==== ENTRIES

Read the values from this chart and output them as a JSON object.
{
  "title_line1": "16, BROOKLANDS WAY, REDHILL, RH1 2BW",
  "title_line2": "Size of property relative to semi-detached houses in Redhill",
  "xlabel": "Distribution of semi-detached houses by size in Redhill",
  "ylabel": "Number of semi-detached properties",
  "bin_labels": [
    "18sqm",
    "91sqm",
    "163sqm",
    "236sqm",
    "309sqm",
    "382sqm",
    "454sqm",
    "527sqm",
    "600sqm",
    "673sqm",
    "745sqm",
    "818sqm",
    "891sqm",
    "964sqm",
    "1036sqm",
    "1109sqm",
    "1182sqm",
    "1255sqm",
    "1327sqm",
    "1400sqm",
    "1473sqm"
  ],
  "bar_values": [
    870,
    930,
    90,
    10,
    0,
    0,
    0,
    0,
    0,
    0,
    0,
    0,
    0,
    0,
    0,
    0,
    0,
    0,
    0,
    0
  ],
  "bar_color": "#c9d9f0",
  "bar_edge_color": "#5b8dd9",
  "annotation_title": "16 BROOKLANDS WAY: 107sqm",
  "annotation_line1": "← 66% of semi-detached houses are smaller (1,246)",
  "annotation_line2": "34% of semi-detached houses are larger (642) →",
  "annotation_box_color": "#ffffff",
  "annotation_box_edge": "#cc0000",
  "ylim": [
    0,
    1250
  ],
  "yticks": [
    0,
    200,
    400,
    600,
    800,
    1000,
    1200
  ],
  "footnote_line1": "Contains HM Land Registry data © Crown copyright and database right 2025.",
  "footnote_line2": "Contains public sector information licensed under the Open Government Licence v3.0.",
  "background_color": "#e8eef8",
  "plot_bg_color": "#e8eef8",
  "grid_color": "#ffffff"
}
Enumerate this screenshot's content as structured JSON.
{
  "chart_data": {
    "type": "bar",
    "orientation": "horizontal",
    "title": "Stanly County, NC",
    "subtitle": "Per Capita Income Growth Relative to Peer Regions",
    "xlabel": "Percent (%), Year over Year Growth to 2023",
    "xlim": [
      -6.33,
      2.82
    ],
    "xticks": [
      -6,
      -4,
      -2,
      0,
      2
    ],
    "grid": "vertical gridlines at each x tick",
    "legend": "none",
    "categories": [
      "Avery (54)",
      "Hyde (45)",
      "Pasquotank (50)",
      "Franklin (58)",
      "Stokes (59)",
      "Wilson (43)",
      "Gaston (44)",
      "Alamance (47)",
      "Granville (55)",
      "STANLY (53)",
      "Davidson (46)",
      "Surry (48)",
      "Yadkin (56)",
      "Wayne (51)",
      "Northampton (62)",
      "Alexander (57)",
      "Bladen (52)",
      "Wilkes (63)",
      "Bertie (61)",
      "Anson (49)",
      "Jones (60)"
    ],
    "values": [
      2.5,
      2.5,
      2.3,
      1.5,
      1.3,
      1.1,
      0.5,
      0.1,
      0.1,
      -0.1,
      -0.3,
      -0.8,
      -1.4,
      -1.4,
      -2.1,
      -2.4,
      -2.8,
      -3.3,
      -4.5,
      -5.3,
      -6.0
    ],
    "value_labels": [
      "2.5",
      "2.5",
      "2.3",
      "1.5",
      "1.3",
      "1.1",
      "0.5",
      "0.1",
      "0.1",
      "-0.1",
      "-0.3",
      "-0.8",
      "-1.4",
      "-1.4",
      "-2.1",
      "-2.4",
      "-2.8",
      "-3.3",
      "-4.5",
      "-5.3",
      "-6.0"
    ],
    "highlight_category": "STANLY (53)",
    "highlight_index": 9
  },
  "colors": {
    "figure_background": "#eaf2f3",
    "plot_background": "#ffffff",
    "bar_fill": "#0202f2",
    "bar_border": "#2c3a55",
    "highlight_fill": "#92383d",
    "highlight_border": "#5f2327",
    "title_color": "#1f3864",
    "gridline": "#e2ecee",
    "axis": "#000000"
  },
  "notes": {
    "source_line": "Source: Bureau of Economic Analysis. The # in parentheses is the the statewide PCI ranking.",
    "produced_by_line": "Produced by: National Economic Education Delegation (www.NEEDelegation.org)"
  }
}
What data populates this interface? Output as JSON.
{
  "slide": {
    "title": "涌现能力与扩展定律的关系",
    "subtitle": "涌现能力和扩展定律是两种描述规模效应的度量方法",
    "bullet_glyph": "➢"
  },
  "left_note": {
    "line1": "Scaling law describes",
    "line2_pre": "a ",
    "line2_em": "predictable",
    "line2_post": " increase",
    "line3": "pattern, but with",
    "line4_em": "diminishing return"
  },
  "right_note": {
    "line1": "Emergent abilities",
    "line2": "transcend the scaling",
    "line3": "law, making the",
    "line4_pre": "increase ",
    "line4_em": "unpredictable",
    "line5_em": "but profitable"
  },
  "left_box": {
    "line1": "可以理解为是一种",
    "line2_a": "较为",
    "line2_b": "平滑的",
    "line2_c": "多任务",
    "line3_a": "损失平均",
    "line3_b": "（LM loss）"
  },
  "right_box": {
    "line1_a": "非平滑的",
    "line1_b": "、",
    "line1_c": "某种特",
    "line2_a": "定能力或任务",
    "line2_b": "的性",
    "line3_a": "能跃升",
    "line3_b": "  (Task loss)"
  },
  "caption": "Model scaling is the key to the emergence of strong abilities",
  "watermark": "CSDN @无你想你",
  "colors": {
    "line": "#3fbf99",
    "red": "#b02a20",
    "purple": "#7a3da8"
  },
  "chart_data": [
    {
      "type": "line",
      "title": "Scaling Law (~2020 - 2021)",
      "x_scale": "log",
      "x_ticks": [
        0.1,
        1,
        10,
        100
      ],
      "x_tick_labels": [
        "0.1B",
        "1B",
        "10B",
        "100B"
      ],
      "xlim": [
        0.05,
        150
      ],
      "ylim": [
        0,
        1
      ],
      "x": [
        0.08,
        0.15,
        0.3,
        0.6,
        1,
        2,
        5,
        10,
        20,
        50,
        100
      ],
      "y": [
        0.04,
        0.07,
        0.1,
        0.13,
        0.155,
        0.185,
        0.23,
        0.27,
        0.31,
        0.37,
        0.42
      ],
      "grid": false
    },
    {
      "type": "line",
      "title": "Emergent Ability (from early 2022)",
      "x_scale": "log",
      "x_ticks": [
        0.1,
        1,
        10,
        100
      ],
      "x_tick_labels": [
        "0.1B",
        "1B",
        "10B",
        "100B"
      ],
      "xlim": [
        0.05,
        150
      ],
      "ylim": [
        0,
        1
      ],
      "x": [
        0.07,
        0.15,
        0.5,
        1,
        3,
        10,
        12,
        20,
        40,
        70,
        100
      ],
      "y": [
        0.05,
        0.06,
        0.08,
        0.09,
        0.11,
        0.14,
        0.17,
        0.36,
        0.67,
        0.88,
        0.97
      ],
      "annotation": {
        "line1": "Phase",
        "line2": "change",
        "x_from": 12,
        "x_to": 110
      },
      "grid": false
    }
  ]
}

========

**TASK INSTRUCTIONS:** Copy out each record from above, exactly.

**EXERCISE SOLUTION:**
Read the values from this chart and output them as a JSON object.
{
  "title_line1": "16, BROOKLANDS WAY, REDHILL, RH1 2BW",
  "title_line2": "Size of property relative to semi-detached houses in Redhill",
  "xlabel": "Distribution of semi-detached houses by size in Redhill",
  "ylabel": "Number of semi-detached properties",
  "bin_labels": [
    "18sqm",
    "91sqm",
    "163sqm",
    "236sqm",
    "309sqm",
    "382sqm",
    "454sqm",
    "527sqm",
    "600sqm",
    "673sqm",
    "745sqm",
    "818sqm",
    "891sqm",
    "964sqm",
    "1036sqm",
    "1109sqm",
    "1182sqm",
    "1255sqm",
    "1327sqm",
    "1400sqm",
    "1473sqm"
  ],
  "bar_values": [
    870,
    930,
    90,
    10,
    0,
    0,
    0,
    0,
    0,
    0,
    0,
    0,
    0,
    0,
    0,
    0,
    0,
    0,
    0,
    0
  ],
  "bar_color": "#c9d9f0",
  "bar_edge_color": "#5b8dd9",
  "annotation_title": "16 BROOKLANDS WAY: 107sqm",
  "annotation_line1": "← 66% of semi-detached houses are smaller (1,246)",
  "annotation_line2": "34% of semi-detached houses are larger (642) →",
  "annotation_box_color": "#ffffff",
  "annotation_box_edge": "#cc0000",
  "ylim": [
    0,
    1250
  ],
  "yticks": [
    0,
    200,
    400,
    600,
    800,
    1000,
    1200
  ],
  "footnote_line1": "Contains HM Land Registry data © Crown copyright and database right 2025.",
  "footnote_line2": "Contains public sector information licensed under the Open Government Licence v3.0.",
  "background_color": "#e8eef8",
  "plot_bg_color": "#e8eef8",
  "grid_color": "#ffffff"
}
Enumerate this screenshot's content as structured JSON.
{
  "chart_data": {
    "type": "bar",
    "orientation": "horizontal",
    "title": "Stanly County, NC",
    "subtitle": "Per Capita Income Growth Relative to Peer Regions",
    "xlabel": "Percent (%), Year over Year Growth to 2023",
    "xlim": [
      -6.33,
      2.82
    ],
    "xticks": [
      -6,
      -4,
      -2,
      0,
      2
    ],
    "grid": "vertical gridlines at each x tick",
    "legend": "none",
    "categories": [
      "Avery (54)",
      "Hyde (45)",
      "Pasquotank (50)",
      "Franklin (58)",
      "Stokes (59)",
      "Wilson (43)",
      "Gaston (44)",
      "Alamance (47)",
      "Granville (55)",
      "STANLY (53)",
      "Davidson (46)",
      "Surry (48)",
      "Yadkin (56)",
      "Wayne (51)",
      "Northampton (62)",
      "Alexander (57)",
      "Bladen (52)",
      "Wilkes (63)",
      "Bertie (61)",
      "Anson (49)",
      "Jones (60)"
    ],
    "values": [
      2.5,
      2.5,
      2.3,
      1.5,
      1.3,
      1.1,
      0.5,
      0.1,
      0.1,
      -0.1,
      -0.3,
      -0.8,
      -1.4,
      -1.4,
      -2.1,
      -2.4,
      -2.8,
      -3.3,
      -4.5,
      -5.3,
      -6.0
    ],
    "value_labels": [
      "2.5",
      "2.5",
      "2.3",
      "1.5",
      "1.3",
      "1.1",
      "0.5",
      "0.1",
      "0.1",
      "-0.1",
      "-0.3",
      "-0.8",
      "-1.4",
      "-1.4",
      "-2.1",
      "-2.4",
      "-2.8",
      "-3.3",
      "-4.5",
      "-5.3",
      "-6.0"
    ],
    "highlight_category": "STANLY (53)",
    "highlight_index": 9
  },
  "colors": {
    "figure_background": "#eaf2f3",
    "plot_background": "#ffffff",
    "bar_fill": "#0202f2",
    "bar_border": "#2c3a55",
    "highlight_fill": "#92383d",
    "highlight_border": "#5f2327",
    "title_color": "#1f3864",
    "gridline": "#e2ecee",
    "axis": "#000000"
  },
  "notes": {
    "source_line": "Source: Bureau of Economic Analysis. The # in parentheses is the the statewide PCI ranking.",
    "produced_by_line": "Produced by: National Economic Education Delegation (www.NEEDelegation.org)"
  }
}
What data populates this interface? Output as JSON.
{
  "slide": {
    "title": "涌现能力与扩展定律的关系",
    "subtitle": "涌现能力和扩展定律是两种描述规模效应的度量方法",
    "bullet_glyph": "➢"
  },
  "left_note": {
    "line1": "Scaling law describes",
    "line2_pre": "a ",
    "line2_em": "predictable",
    "line2_post": " increase",
    "line3": "pattern, but with",
    "line4_em": "diminishing return"
  },
  "right_note": {
    "line1": "Emergent abilities",
    "line2": "transcend the scaling",
    "line3": "law, making the",
    "line4_pre": "increase ",
    "line4_em": "unpredictable",
    "line5_em": "but profitable"
  },
  "left_box": {
    "line1": "可以理解为是一种",
    "line2_a": "较为",
    "line2_b": "平滑的",
    "line2_c": "多任务",
    "line3_a": "损失平均",
    "line3_b": "（LM loss）"
  },
  "right_box": {
    "line1_a": "非平滑的",
    "line1_b": "、",
    "line1_c": "某种特",
    "line2_a": "定能力或任务",
    "line2_b": "的性",
    "line3_a": "能跃升",
    "line3_b": "  (Task loss)"
  },
  "caption": "Model scaling is the key to the emergence of strong abilities",
  "watermark": "CSDN @无你想你",
  "colors": {
    "line": "#3fbf99",
    "red": "#b02a20",
    "purple": "#7a3da8"
  },
  "chart_data": [
    {
      "type": "line",
      "title": "Scaling Law (~2020 - 2021)",
      "x_scale": "log",
      "x_ticks": [
        0.1,
        1,
        10,
        100
      ],
      "x_tick_labels": [
        "0.1B",
        "1B",
        "10B",
        "100B"
      ],
      "xlim": [
        0.05,
        150
      ],
      "ylim": [
        0,
        1
      ],
      "x": [
        0.08,
        0.15,
        0.3,
        0.6,
        1,
        2,
        5,
        10,
        20,
        50,
        100
      ],
      "y": [
        0.04,
        0.07,
        0.1,
        0.13,
        0.155,
        0.185,
        0.23,
        0.27,
        0.31,
        0.37,
        0.42
      ],
      "grid": false
    },
    {
      "type": "line",
      "title": "Emergent Ability (from early 2022)",
      "x_scale": "log",
      "x_ticks": [
        0.1,
        1,
        10,
        100
      ],
      "x_tick_labels": [
        "0.1B",
        "1B",
        "10B",
        "100B"
      ],
      "xlim": [
        0.05,
        150
      ],
      "ylim": [
        0,
        1
      ],
      "x": [
        0.07,
        0.15,
        0.5,
        1,
        3,
        10,
        12,
        20,
        40,
        70,
        100
      ],
      "y": [
        0.05,
        0.06,
        0.08,
        0.09,
        0.11,
        0.14,
        0.17,
        0.36,
        0.67,
        0.88,
        0.97
      ],
      "annotation": {
        "line1": "Phase",
        "line2": "change",
        "x_from": 12,
        "x_to": 110
      },
      "grid": false
    }
  ]
}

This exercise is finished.